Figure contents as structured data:
------------------------------

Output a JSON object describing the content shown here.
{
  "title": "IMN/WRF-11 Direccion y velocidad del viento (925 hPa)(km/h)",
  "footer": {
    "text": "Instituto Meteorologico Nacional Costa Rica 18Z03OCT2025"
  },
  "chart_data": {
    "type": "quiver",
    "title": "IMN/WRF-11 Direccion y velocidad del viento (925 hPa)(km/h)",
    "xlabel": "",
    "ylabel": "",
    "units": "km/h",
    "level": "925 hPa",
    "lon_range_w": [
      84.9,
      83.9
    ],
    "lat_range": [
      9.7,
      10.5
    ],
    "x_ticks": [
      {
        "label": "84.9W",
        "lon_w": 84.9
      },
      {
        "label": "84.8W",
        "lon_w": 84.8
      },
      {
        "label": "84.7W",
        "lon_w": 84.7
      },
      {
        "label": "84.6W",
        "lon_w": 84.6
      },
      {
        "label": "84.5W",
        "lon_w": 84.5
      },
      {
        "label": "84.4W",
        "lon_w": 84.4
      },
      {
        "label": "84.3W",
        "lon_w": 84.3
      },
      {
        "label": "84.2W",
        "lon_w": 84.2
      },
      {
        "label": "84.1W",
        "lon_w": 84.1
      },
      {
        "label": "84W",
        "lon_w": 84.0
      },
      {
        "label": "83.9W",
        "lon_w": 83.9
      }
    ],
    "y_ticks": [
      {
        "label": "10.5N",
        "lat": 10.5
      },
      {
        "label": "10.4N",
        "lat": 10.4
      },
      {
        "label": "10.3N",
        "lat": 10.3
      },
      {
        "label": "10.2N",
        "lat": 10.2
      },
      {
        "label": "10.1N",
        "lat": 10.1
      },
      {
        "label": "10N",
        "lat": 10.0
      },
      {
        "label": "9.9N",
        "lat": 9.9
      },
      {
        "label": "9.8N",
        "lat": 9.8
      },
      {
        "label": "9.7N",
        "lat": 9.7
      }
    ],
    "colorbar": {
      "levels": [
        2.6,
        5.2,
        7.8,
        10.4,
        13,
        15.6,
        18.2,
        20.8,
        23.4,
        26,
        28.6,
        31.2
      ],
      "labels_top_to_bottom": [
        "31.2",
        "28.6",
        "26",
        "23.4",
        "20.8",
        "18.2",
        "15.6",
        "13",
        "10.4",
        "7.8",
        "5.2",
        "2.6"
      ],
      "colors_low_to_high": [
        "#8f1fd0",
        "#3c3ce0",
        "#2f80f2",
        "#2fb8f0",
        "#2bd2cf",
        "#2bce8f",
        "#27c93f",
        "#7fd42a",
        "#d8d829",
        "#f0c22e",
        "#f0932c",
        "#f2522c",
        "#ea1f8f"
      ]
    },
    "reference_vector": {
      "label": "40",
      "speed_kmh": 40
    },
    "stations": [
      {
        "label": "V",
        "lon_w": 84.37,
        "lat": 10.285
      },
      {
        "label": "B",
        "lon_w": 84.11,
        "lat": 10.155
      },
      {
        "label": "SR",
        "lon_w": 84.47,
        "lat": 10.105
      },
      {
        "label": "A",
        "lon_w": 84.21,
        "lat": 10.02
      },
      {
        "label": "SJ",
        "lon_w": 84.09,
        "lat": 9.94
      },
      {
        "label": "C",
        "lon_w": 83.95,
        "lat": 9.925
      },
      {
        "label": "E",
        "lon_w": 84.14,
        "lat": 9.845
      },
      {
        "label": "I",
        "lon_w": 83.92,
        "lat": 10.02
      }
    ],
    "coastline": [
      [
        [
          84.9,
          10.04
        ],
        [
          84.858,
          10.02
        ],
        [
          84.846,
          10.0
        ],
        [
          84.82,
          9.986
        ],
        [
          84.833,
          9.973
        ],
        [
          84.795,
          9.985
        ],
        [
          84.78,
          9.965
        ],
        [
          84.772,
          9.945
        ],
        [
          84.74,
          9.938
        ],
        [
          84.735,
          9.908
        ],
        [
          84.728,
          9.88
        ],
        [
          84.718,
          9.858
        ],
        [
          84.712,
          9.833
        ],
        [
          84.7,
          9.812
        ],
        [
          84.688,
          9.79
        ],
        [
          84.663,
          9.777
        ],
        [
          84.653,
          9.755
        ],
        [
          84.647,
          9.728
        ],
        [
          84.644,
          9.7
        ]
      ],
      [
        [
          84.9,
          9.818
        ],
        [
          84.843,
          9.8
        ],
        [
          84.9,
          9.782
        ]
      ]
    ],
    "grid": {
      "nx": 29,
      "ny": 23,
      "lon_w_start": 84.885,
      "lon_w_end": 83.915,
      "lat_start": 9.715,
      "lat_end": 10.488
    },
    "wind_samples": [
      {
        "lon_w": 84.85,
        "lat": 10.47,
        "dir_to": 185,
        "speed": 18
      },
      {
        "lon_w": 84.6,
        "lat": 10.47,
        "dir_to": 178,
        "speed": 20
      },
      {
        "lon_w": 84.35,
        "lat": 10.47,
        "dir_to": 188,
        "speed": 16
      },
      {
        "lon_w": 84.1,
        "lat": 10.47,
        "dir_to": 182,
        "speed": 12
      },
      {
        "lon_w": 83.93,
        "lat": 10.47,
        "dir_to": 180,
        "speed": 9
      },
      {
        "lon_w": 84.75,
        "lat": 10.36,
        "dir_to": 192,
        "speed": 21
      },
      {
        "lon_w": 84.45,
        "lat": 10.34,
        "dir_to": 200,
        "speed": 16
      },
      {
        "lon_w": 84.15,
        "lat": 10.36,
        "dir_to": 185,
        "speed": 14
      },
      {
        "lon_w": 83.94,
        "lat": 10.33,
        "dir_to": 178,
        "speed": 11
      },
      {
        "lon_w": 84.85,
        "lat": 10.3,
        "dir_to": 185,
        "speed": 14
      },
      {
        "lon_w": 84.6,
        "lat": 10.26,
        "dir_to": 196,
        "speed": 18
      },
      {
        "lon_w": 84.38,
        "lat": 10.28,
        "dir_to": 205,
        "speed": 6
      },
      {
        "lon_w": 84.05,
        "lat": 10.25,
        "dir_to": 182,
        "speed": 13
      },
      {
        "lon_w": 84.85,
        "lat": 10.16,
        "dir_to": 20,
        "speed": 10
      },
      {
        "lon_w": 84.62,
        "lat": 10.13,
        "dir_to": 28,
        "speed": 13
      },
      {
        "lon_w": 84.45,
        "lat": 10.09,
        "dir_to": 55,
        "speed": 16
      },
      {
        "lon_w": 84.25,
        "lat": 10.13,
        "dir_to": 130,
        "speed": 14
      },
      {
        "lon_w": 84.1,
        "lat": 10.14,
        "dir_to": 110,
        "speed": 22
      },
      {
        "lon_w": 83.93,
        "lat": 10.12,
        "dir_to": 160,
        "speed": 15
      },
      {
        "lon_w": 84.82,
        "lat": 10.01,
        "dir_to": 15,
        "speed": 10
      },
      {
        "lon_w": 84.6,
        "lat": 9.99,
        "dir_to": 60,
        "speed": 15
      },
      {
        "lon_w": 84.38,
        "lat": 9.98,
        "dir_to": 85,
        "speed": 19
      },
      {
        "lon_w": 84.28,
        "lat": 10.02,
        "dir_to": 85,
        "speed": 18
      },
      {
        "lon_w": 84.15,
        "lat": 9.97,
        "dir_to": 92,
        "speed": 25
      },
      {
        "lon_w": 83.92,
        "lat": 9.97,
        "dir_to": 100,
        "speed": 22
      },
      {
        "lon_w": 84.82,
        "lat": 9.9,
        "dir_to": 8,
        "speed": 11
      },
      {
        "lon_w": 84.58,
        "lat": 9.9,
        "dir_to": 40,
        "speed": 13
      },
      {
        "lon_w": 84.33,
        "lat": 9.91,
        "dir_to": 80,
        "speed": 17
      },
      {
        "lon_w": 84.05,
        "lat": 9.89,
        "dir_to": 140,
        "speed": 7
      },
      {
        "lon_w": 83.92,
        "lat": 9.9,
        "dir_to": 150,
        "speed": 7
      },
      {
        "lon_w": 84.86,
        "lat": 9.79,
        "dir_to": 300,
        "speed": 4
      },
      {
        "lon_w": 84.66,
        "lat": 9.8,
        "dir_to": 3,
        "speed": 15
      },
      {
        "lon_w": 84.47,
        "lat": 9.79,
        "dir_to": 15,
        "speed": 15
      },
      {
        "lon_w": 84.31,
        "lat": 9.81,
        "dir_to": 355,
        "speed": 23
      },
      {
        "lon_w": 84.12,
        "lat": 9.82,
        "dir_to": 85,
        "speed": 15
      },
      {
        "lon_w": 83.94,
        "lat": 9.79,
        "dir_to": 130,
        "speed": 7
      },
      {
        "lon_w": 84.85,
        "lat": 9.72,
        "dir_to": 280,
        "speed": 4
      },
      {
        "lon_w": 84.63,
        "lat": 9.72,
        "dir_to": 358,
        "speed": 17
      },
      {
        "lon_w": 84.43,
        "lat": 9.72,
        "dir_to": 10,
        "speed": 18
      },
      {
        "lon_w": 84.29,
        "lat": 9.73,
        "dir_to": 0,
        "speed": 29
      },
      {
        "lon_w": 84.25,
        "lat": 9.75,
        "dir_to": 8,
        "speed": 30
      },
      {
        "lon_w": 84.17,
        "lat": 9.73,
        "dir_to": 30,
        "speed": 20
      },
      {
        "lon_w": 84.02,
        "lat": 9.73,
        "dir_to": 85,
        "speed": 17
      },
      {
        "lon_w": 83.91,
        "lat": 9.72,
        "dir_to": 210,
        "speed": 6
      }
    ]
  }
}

------------------------------

** Given task **
Report the number of lines in the listing that include the string "Direccion"; give nothing but the number.

** Complete response **
2